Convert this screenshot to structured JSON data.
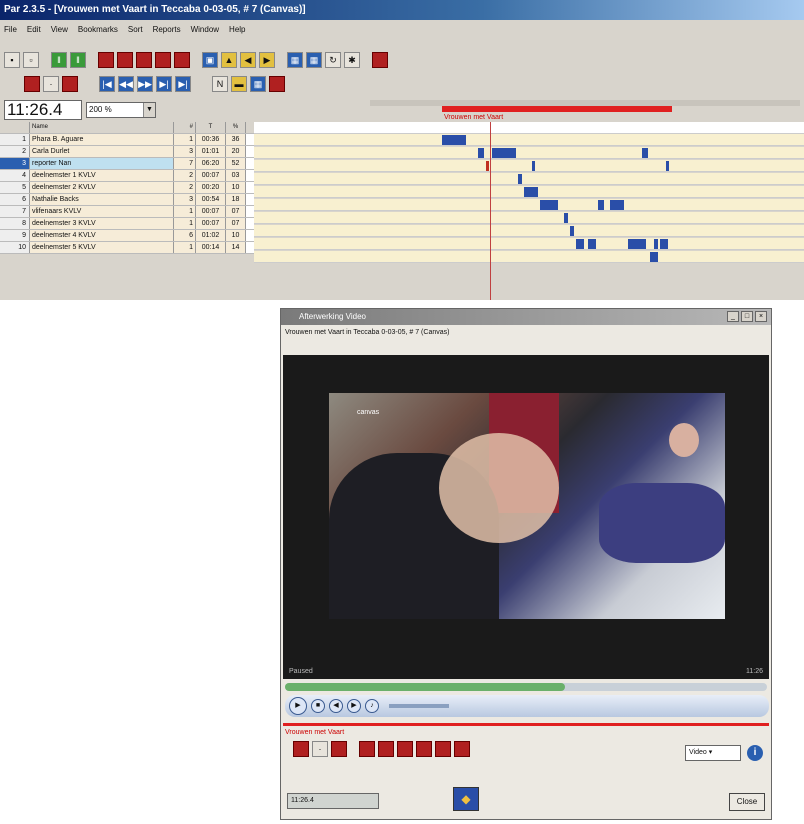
{
  "window": {
    "title": "Par 2.3.5 - [Vrouwen met Vaart in Teccaba 0-03-05, # 7 (Canvas)]"
  },
  "menu": [
    "File",
    "Edit",
    "View",
    "Bookmarks",
    "Sort",
    "Reports",
    "Window",
    "Help"
  ],
  "toolbar": {
    "time": "11:26.4",
    "zoom": "200 %"
  },
  "timeline": {
    "selection_label": "Vrouwen met Vaart"
  },
  "table": {
    "headers": [
      "",
      "Name",
      "#",
      "T",
      "%"
    ],
    "rows": [
      {
        "num": "1",
        "name": "Phara B. Aguare",
        "count": "1",
        "time": "00:36",
        "pct": "36"
      },
      {
        "num": "2",
        "name": "Carla Durlet",
        "count": "3",
        "time": "01:01",
        "pct": "20"
      },
      {
        "num": "3",
        "name": "reporter Nan",
        "count": "7",
        "time": "06:20",
        "pct": "52",
        "selected": true
      },
      {
        "num": "4",
        "name": "deelnemster 1 KVLV",
        "count": "2",
        "time": "00:07",
        "pct": "03"
      },
      {
        "num": "5",
        "name": "deelnemster 2 KVLV",
        "count": "2",
        "time": "00:20",
        "pct": "10"
      },
      {
        "num": "6",
        "name": "Nathalie Backs",
        "count": "3",
        "time": "00:54",
        "pct": "18"
      },
      {
        "num": "7",
        "name": "vlifenaars KVLV",
        "count": "1",
        "time": "00:07",
        "pct": "07"
      },
      {
        "num": "8",
        "name": "deelnemster 3 KVLV",
        "count": "1",
        "time": "00:07",
        "pct": "07"
      },
      {
        "num": "9",
        "name": "deelnemster 4 KVLV",
        "count": "6",
        "time": "01:02",
        "pct": "10"
      },
      {
        "num": "10",
        "name": "deelnemster 5 KVLV",
        "count": "1",
        "time": "00:14",
        "pct": "14"
      }
    ]
  },
  "video_window": {
    "title": "Afterwerking Video",
    "subtitle": "Vrouwen met Vaart in Teccaba 0-03-05, # 7 (Canvas)",
    "logo": "canvas",
    "status_left": "Paused",
    "status_right": "11:26",
    "seek_fraction": 0.58,
    "section_label": "Vrouwen met Vaart",
    "mode_select": "Video",
    "time_field": "11:26.4",
    "close_label": "Close"
  },
  "colors": {
    "accent_red": "#e02020",
    "segment_blue": "#2a4ea8",
    "lane_bg": "#f8f0d0"
  }
}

▸ Description of the task: Copy the data word for word. Pictures do not go in the copy.

▸ Final answer:
Convert this screenshot to structured JSON data.
{
  "window": {
    "title": "Par 2.3.5 - [Vrouwen met Vaart in Teccaba 0-03-05, # 7 (Canvas)]"
  },
  "menu": [
    "File",
    "Edit",
    "View",
    "Bookmarks",
    "Sort",
    "Reports",
    "Window",
    "Help"
  ],
  "toolbar": {
    "time": "11:26.4",
    "zoom": "200 %"
  },
  "timeline": {
    "selection_label": "Vrouwen met Vaart"
  },
  "table": {
    "headers": [
      "",
      "Name",
      "#",
      "T",
      "%"
    ],
    "rows": [
      {
        "num": "1",
        "name": "Phara B. Aguare",
        "count": "1",
        "time": "00:36",
        "pct": "36"
      },
      {
        "num": "2",
        "name": "Carla Durlet",
        "count": "3",
        "time": "01:01",
        "pct": "20"
      },
      {
        "num": "3",
        "name": "reporter Nan",
        "count": "7",
        "time": "06:20",
        "pct": "52",
        "selected": true
      },
      {
        "num": "4",
        "name": "deelnemster 1 KVLV",
        "count": "2",
        "time": "00:07",
        "pct": "03"
      },
      {
        "num": "5",
        "name": "deelnemster 2 KVLV",
        "count": "2",
        "time": "00:20",
        "pct": "10"
      },
      {
        "num": "6",
        "name": "Nathalie Backs",
        "count": "3",
        "time": "00:54",
        "pct": "18"
      },
      {
        "num": "7",
        "name": "vlifenaars KVLV",
        "count": "1",
        "time": "00:07",
        "pct": "07"
      },
      {
        "num": "8",
        "name": "deelnemster 3 KVLV",
        "count": "1",
        "time": "00:07",
        "pct": "07"
      },
      {
        "num": "9",
        "name": "deelnemster 4 KVLV",
        "count": "6",
        "time": "01:02",
        "pct": "10"
      },
      {
        "num": "10",
        "name": "deelnemster 5 KVLV",
        "count": "1",
        "time": "00:14",
        "pct": "14"
      }
    ]
  },
  "video_window": {
    "title": "Afterwerking Video",
    "subtitle": "Vrouwen met Vaart in Teccaba 0-03-05, # 7 (Canvas)",
    "logo": "canvas",
    "status_left": "Paused",
    "status_right": "11:26",
    "seek_fraction": 0.58,
    "section_label": "Vrouwen met Vaart",
    "mode_select": "Video",
    "time_field": "11:26.4",
    "close_label": "Close"
  },
  "colors": {
    "accent_red": "#e02020",
    "segment_blue": "#2a4ea8",
    "lane_bg": "#f8f0d0"
  }
}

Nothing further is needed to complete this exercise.